Exercise requirements ▸ Repeat every line exactly, keeping the pictures out of the copy.
======== Records for this exercise ========
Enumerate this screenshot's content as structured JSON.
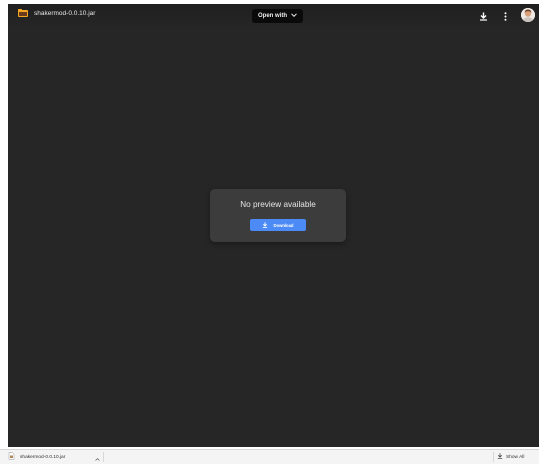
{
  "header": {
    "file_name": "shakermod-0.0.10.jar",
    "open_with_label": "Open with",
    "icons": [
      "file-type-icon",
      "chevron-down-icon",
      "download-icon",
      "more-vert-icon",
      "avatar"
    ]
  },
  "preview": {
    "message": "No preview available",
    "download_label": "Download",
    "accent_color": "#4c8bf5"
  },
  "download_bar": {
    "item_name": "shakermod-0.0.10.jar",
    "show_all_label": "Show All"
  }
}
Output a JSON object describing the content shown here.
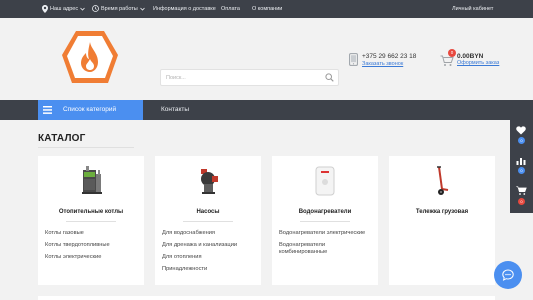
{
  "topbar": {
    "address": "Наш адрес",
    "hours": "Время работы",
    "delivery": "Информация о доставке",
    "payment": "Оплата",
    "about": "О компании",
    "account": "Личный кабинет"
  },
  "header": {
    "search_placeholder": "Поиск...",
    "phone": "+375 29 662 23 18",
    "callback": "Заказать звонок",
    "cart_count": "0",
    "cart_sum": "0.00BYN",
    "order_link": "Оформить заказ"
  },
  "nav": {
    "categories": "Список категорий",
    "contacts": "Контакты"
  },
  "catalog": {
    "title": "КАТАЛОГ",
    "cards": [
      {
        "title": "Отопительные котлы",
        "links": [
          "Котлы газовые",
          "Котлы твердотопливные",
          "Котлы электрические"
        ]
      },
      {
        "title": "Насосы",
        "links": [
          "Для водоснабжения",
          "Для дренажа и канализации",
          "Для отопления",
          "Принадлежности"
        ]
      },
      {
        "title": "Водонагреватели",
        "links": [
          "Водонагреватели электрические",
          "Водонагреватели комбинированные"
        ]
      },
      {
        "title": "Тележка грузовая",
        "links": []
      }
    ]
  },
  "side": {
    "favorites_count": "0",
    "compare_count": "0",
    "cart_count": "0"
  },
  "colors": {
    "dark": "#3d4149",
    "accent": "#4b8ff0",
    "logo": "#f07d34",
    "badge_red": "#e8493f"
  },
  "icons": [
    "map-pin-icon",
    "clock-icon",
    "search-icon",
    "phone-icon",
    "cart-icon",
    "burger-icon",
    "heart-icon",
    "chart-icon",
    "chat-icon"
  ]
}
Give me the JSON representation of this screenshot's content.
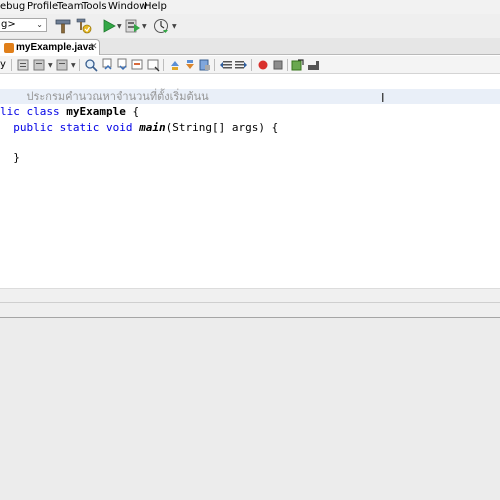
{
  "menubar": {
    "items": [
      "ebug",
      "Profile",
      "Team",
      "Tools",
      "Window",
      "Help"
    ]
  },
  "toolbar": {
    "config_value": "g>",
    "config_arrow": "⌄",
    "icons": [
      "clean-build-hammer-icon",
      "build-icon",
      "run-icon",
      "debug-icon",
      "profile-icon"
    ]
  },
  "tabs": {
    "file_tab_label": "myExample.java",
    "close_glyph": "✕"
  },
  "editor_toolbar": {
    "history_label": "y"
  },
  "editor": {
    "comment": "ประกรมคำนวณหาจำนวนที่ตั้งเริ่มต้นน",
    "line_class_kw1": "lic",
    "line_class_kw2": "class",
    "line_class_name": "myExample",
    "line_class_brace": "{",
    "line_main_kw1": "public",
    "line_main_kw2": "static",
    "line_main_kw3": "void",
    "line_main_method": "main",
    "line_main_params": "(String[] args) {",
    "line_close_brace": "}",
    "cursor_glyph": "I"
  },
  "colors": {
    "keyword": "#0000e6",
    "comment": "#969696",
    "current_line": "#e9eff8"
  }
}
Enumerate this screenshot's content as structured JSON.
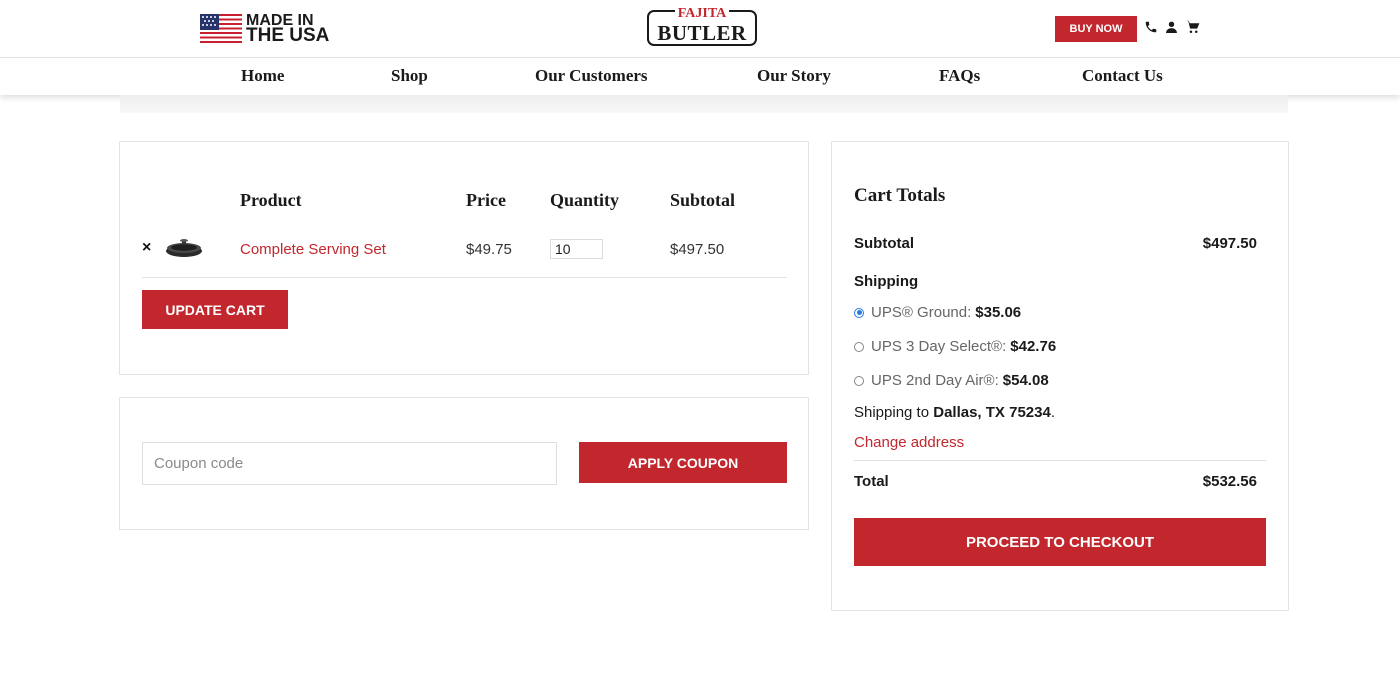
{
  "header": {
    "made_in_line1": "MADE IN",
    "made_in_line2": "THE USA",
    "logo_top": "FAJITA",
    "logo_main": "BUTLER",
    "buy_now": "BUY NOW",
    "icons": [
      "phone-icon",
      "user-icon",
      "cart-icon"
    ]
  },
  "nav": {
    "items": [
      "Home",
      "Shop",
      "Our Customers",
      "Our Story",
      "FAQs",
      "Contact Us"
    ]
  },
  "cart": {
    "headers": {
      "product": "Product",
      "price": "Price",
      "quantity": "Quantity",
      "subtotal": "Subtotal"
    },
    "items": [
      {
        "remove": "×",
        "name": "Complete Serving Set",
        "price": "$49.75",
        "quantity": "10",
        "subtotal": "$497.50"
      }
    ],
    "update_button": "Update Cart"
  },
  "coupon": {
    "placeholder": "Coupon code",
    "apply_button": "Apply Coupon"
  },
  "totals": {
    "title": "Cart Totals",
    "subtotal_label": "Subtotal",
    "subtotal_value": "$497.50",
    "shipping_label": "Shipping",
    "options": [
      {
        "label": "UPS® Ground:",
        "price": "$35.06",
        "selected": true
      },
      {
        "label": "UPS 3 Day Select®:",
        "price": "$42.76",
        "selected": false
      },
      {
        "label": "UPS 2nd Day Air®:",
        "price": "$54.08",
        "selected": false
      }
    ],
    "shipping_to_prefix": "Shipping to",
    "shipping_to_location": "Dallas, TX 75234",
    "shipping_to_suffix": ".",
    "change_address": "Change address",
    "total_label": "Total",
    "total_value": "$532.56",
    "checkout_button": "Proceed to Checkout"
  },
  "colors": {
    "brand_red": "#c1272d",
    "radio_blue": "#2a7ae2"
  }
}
========
Written answer ▸
Enumerate this screenshot's content as structured JSON.
{
  "header": {
    "file_name": "shakermod-0.0.10.jar",
    "open_with_label": "Open with",
    "icons": [
      "file-type-icon",
      "chevron-down-icon",
      "download-icon",
      "more-vert-icon",
      "avatar"
    ]
  },
  "preview": {
    "message": "No preview available",
    "download_label": "Download",
    "accent_color": "#4c8bf5"
  },
  "download_bar": {
    "item_name": "shakermod-0.0.10.jar",
    "show_all_label": "Show All"
  }
}
Output a JSON object describing the content shown here.
{
  "topbar": {
    "address": "Наш адрес",
    "hours": "Время работы",
    "delivery": "Информация о доставке",
    "payment": "Оплата",
    "about": "О компании",
    "account": "Личный кабинет"
  },
  "header": {
    "search_placeholder": "Поиск...",
    "phone": "+375 29 662 23 18",
    "callback": "Заказать звонок",
    "cart_count": "0",
    "cart_sum": "0.00BYN",
    "order_link": "Оформить заказ"
  },
  "nav": {
    "categories": "Список категорий",
    "contacts": "Контакты"
  },
  "catalog": {
    "title": "КАТАЛОГ",
    "cards": [
      {
        "title": "Отопительные котлы",
        "links": [
          "Котлы газовые",
          "Котлы твердотопливные",
          "Котлы электрические"
        ]
      },
      {
        "title": "Насосы",
        "links": [
          "Для водоснабжения",
          "Для дренажа и канализации",
          "Для отопления",
          "Принадлежности"
        ]
      },
      {
        "title": "Водонагреватели",
        "links": [
          "Водонагреватели электрические",
          "Водонагреватели комбинированные"
        ]
      },
      {
        "title": "Тележка грузовая",
        "links": []
      }
    ]
  },
  "side": {
    "favorites_count": "0",
    "compare_count": "0",
    "cart_count": "0"
  },
  "colors": {
    "dark": "#3d4149",
    "accent": "#4b8ff0",
    "logo": "#f07d34",
    "badge_red": "#e8493f"
  },
  "icons": [
    "map-pin-icon",
    "clock-icon",
    "search-icon",
    "phone-icon",
    "cart-icon",
    "burger-icon",
    "heart-icon",
    "chart-icon",
    "chat-icon"
  ]
}
Give me the JSON representation of this screenshot's content.
{
  "menubar": {
    "items": [
      "ebug",
      "Profile",
      "Team",
      "Tools",
      "Window",
      "Help"
    ]
  },
  "toolbar": {
    "config_value": "g>",
    "config_arrow": "⌄",
    "icons": [
      "clean-build-hammer-icon",
      "build-icon",
      "run-icon",
      "debug-icon",
      "profile-icon"
    ]
  },
  "tabs": {
    "file_tab_label": "myExample.java",
    "close_glyph": "✕"
  },
  "editor_toolbar": {
    "history_label": "y"
  },
  "editor": {
    "comment": "ประกรมคำนวณหาจำนวนที่ตั้งเริ่มต้นน",
    "line_class_kw1": "lic",
    "line_class_kw2": "class",
    "line_class_name": "myExample",
    "line_class_brace": "{",
    "line_main_kw1": "public",
    "line_main_kw2": "static",
    "line_main_kw3": "void",
    "line_main_method": "main",
    "line_main_params": "(String[] args) {",
    "line_close_brace": "}",
    "cursor_glyph": "I"
  },
  "colors": {
    "keyword": "#0000e6",
    "comment": "#969696",
    "current_line": "#e9eff8"
  }
}
Enumerate this screenshot's content as structured JSON.
{
  "header": {
    "made_in_line1": "MADE IN",
    "made_in_line2": "THE USA",
    "logo_top": "FAJITA",
    "logo_main": "BUTLER",
    "buy_now": "BUY NOW",
    "icons": [
      "phone-icon",
      "user-icon",
      "cart-icon"
    ]
  },
  "nav": {
    "items": [
      "Home",
      "Shop",
      "Our Customers",
      "Our Story",
      "FAQs",
      "Contact Us"
    ]
  },
  "cart": {
    "headers": {
      "product": "Product",
      "price": "Price",
      "quantity": "Quantity",
      "subtotal": "Subtotal"
    },
    "items": [
      {
        "remove": "×",
        "name": "Complete Serving Set",
        "price": "$49.75",
        "quantity": "10",
        "subtotal": "$497.50"
      }
    ],
    "update_button": "Update Cart"
  },
  "coupon": {
    "placeholder": "Coupon code",
    "apply_button": "Apply Coupon"
  },
  "totals": {
    "title": "Cart Totals",
    "subtotal_label": "Subtotal",
    "subtotal_value": "$497.50",
    "shipping_label": "Shipping",
    "options": [
      {
        "label": "UPS® Ground:",
        "price": "$35.06",
        "selected": true
      },
      {
        "label": "UPS 3 Day Select®:",
        "price": "$42.76",
        "selected": false
      },
      {
        "label": "UPS 2nd Day Air®:",
        "price": "$54.08",
        "selected": false
      }
    ],
    "shipping_to_prefix": "Shipping to",
    "shipping_to_location": "Dallas, TX 75234",
    "shipping_to_suffix": ".",
    "change_address": "Change address",
    "total_label": "Total",
    "total_value": "$532.56",
    "checkout_button": "Proceed to Checkout"
  },
  "colors": {
    "brand_red": "#c1272d",
    "radio_blue": "#2a7ae2"
  }
}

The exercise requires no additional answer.